◆ **WHAT THE TASK ASKS**: Copy the lines of the entries below word for word, beginning at the line that contains "staticText: 134 — [172, 348, 203, 373]" and stopping after the line that contains "staticText: 星期四 — [149, 245, 187, 257]".

Data extracted from a collection
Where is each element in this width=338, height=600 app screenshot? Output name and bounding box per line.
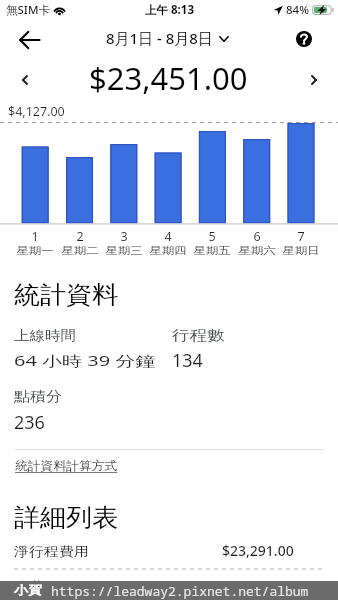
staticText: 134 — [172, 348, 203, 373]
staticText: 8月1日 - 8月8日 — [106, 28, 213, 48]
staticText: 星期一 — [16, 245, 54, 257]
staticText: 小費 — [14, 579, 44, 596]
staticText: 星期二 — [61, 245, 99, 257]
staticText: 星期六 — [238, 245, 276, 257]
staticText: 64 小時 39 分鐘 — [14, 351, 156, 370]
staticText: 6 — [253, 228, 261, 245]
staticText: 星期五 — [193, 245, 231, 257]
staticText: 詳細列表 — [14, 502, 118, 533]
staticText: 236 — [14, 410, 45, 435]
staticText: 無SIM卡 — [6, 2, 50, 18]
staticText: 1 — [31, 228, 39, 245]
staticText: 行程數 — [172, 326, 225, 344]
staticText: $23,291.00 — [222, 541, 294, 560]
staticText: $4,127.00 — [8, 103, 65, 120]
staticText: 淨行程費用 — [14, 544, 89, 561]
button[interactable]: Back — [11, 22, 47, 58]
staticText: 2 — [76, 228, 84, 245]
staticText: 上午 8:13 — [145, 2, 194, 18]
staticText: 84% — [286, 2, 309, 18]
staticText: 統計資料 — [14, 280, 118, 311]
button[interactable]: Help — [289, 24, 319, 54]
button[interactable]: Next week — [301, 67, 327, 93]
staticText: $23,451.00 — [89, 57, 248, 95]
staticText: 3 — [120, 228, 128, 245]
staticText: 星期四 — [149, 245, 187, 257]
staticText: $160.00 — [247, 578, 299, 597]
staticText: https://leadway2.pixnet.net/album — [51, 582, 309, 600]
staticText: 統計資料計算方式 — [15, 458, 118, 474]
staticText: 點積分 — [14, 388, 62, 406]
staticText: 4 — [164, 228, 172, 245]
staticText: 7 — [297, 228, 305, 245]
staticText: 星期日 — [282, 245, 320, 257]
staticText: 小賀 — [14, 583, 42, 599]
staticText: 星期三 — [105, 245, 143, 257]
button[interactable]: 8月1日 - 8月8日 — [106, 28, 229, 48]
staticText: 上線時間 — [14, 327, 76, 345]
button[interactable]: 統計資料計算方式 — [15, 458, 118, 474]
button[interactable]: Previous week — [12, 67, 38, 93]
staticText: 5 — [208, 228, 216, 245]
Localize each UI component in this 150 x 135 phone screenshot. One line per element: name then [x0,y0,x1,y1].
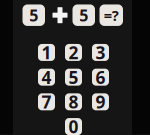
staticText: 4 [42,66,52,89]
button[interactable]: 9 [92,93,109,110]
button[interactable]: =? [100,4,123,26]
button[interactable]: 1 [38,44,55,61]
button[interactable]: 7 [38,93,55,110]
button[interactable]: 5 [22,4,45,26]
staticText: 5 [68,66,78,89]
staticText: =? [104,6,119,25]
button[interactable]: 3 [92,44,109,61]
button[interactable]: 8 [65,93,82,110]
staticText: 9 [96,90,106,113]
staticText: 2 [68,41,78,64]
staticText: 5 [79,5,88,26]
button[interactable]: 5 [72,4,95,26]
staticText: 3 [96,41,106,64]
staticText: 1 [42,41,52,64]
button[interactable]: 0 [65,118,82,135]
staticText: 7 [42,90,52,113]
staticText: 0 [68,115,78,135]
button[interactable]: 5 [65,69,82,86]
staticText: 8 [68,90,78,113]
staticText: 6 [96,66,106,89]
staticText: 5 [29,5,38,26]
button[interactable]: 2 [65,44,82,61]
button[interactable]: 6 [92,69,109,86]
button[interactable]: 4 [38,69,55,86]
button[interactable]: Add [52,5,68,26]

◆ **SOLUTION TO THIS PROBLEM**:
staticText: 134 — [172, 348, 203, 373]
staticText: 8月1日 - 8月8日 — [106, 28, 213, 48]
staticText: 星期一 — [16, 245, 54, 257]
staticText: 小費 — [14, 579, 44, 596]
staticText: 星期二 — [61, 245, 99, 257]
staticText: 星期六 — [238, 245, 276, 257]
staticText: 64 小時 39 分鐘 — [14, 351, 156, 370]
staticText: 6 — [253, 228, 261, 245]
staticText: 星期五 — [193, 245, 231, 257]
staticText: 詳細列表 — [14, 502, 118, 533]
staticText: 236 — [14, 410, 45, 435]
staticText: 無SIM卡 — [6, 2, 50, 18]
staticText: 1 — [31, 228, 39, 245]
staticText: 行程數 — [172, 326, 225, 344]
staticText: $23,291.00 — [222, 541, 294, 560]
staticText: $4,127.00 — [8, 103, 65, 120]
staticText: 淨行程費用 — [14, 544, 89, 561]
button[interactable]: Back — [11, 22, 47, 58]
staticText: 2 — [76, 228, 84, 245]
staticText: 上午 8:13 — [145, 2, 194, 18]
staticText: 84% — [286, 2, 309, 18]
staticText: 統計資料 — [14, 280, 118, 311]
button[interactable]: Help — [289, 24, 319, 54]
button[interactable]: Next week — [301, 67, 327, 93]
staticText: $23,451.00 — [89, 57, 248, 95]
staticText: 3 — [120, 228, 128, 245]
staticText: 星期四 — [149, 245, 187, 257]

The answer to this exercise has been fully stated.